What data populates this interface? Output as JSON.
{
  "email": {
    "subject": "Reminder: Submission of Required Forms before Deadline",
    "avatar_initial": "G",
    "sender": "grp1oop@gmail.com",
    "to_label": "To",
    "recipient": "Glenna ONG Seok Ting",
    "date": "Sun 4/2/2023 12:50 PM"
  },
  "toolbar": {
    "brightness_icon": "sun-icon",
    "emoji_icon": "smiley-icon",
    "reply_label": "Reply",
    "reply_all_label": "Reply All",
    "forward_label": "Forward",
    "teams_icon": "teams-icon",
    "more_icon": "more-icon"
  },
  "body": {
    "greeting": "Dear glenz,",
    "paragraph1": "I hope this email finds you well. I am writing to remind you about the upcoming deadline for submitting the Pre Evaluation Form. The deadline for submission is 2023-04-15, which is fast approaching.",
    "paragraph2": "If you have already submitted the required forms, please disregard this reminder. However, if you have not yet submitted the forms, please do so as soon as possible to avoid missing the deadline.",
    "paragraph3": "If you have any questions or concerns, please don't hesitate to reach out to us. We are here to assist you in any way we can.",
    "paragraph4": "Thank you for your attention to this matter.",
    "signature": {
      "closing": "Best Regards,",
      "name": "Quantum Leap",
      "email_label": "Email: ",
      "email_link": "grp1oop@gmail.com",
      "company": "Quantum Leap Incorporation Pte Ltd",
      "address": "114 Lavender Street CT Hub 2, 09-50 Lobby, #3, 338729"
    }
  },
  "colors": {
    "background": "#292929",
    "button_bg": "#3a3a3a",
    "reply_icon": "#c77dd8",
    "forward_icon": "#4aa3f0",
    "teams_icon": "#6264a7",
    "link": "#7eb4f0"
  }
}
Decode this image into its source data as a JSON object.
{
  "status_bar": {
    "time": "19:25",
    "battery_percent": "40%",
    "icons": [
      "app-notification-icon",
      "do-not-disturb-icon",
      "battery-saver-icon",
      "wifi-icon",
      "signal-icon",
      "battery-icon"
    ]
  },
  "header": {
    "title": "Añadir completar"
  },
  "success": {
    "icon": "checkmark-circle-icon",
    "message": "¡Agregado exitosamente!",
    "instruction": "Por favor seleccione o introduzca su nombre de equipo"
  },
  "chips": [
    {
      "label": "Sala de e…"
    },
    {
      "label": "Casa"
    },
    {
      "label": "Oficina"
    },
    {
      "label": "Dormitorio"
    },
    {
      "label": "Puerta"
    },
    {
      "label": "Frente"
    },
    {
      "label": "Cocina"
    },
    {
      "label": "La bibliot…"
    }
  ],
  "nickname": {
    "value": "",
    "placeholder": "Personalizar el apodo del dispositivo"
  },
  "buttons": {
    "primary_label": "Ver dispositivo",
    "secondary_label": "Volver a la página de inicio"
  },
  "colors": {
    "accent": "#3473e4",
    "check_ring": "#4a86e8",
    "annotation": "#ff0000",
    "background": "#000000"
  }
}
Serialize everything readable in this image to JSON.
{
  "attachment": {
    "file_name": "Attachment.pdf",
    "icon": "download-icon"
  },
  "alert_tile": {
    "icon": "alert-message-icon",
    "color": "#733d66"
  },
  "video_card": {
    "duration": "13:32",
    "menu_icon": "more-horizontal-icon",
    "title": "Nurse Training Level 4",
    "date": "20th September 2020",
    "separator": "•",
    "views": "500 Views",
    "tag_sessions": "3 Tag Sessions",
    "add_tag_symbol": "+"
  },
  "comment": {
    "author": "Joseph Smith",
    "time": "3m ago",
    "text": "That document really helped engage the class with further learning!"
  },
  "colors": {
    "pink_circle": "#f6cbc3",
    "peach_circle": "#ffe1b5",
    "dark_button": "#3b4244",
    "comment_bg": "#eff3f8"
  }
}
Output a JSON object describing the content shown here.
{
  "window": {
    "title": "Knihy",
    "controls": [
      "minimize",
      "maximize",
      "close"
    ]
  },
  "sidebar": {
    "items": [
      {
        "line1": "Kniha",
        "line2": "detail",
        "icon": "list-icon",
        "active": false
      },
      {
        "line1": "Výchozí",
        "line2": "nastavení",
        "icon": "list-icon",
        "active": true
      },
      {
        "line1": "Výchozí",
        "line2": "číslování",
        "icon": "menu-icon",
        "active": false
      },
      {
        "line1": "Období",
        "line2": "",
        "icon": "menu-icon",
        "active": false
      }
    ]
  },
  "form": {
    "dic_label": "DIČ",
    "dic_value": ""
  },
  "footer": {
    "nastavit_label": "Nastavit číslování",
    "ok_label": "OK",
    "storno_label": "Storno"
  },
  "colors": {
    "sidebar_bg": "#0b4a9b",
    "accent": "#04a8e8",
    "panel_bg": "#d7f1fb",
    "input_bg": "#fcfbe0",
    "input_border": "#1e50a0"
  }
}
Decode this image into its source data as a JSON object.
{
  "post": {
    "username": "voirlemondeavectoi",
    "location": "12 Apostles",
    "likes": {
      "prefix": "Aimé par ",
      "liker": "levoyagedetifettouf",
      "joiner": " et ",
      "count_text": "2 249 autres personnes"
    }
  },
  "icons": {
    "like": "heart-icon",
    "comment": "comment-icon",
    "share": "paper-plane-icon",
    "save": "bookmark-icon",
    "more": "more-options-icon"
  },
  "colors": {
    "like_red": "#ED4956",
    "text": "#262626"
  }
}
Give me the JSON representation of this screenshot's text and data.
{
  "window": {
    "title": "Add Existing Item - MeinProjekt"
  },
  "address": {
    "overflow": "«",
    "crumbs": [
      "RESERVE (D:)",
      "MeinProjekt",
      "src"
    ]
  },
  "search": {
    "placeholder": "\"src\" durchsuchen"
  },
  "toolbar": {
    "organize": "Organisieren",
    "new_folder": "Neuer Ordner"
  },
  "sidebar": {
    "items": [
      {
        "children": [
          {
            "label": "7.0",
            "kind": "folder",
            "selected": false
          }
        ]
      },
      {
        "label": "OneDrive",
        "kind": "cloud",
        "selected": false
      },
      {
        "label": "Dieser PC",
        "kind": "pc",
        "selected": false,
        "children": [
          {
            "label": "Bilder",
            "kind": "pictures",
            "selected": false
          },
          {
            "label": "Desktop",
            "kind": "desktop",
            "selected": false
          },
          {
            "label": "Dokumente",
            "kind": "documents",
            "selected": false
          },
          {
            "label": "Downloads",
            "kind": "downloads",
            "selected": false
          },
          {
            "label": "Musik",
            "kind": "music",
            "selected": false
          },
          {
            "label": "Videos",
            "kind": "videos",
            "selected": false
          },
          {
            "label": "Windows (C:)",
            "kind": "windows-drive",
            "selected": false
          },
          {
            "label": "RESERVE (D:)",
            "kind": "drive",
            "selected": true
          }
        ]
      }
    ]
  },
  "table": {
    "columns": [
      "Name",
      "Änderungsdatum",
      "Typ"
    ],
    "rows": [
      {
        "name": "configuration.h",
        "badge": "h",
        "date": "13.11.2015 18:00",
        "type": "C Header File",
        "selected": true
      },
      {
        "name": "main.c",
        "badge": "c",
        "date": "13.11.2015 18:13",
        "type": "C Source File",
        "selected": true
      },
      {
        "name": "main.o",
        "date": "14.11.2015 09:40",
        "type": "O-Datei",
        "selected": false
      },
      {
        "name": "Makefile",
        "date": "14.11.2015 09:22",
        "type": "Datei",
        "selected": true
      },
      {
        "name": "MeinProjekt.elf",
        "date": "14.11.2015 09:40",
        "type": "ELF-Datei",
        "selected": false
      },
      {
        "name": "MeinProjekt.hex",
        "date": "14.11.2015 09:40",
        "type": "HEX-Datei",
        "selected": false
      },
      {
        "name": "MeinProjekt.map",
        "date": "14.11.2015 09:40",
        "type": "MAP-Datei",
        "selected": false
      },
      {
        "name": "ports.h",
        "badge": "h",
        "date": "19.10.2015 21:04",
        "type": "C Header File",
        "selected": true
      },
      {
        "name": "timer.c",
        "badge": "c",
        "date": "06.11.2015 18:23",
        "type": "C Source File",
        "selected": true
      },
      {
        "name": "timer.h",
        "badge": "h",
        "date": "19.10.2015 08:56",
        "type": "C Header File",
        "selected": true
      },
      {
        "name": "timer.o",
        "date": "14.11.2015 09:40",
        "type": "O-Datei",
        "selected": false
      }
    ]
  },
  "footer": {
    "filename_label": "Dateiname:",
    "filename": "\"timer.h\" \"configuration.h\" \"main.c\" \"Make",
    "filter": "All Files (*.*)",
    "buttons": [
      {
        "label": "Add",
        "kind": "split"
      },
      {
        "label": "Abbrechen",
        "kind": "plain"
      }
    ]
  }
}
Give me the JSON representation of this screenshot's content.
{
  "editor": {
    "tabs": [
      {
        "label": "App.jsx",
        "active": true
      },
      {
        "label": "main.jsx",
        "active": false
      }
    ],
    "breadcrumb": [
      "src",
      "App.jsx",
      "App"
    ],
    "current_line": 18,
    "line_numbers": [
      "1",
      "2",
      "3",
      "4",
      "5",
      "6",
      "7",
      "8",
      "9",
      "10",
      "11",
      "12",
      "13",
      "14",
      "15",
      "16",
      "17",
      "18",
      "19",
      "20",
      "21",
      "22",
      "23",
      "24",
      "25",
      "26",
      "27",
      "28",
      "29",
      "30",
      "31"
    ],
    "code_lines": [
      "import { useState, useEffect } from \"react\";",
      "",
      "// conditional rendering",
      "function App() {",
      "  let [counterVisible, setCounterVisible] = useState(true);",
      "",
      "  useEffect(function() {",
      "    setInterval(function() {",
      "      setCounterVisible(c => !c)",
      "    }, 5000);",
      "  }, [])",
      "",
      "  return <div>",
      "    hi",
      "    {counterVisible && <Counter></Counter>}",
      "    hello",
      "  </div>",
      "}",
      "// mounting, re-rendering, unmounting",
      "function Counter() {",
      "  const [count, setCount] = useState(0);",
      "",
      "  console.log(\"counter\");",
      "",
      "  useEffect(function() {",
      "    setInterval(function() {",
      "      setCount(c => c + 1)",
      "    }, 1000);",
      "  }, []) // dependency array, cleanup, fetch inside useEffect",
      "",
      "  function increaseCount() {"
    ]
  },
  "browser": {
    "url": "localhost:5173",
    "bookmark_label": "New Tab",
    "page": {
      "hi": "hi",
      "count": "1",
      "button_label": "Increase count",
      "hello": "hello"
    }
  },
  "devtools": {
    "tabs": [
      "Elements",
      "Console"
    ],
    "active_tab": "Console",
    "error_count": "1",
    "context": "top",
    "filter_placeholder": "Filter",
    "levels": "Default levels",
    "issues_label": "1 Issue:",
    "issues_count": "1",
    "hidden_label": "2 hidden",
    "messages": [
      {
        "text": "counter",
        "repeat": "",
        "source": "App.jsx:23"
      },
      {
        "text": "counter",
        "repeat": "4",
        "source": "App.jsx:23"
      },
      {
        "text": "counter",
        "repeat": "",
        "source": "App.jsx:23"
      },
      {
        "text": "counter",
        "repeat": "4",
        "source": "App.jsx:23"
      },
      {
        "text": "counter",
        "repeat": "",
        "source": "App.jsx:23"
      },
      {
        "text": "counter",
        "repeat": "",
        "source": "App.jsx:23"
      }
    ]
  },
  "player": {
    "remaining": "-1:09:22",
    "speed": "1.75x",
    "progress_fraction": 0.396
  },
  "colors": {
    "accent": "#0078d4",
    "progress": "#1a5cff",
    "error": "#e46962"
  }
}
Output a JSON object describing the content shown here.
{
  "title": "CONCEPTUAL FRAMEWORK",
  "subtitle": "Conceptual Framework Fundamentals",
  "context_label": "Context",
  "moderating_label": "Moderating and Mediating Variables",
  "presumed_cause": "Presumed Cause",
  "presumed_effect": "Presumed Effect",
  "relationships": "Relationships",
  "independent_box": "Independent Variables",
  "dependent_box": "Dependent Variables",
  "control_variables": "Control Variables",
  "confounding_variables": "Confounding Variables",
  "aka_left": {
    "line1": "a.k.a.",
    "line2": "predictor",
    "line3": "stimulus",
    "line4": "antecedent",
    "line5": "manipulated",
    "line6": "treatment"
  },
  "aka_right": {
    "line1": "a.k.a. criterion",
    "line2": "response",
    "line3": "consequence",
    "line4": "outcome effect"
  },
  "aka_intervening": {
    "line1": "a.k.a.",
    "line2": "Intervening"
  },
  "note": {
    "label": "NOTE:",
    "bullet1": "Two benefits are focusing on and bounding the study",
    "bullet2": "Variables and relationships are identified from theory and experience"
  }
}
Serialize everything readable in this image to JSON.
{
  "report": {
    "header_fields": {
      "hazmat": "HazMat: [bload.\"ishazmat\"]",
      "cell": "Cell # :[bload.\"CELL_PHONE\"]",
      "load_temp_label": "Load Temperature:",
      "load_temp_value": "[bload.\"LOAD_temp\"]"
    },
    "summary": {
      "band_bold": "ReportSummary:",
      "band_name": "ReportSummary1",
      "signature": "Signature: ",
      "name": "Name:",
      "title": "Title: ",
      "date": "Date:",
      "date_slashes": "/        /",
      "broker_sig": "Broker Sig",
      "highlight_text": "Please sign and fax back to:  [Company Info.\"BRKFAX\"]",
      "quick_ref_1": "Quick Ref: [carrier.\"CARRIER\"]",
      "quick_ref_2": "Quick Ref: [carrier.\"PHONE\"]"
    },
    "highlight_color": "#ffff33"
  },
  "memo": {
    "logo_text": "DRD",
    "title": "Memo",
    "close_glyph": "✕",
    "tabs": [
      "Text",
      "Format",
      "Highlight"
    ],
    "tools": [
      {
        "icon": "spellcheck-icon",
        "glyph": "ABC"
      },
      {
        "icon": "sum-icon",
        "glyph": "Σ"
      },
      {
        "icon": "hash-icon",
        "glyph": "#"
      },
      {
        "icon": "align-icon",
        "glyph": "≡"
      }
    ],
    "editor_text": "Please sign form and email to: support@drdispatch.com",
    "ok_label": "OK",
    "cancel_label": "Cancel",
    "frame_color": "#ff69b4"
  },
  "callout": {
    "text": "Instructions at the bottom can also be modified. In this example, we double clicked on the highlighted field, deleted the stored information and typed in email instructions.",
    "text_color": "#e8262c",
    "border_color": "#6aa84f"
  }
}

______________________________

**PROBLEM TO SOLVE:**
Go through the listing above and return every line where the word "Presumed" occurs.

**COMPLETE ANSWER:**
  "presumed_cause": "Presumed Cause",
  "presumed_effect": "Presumed Effect",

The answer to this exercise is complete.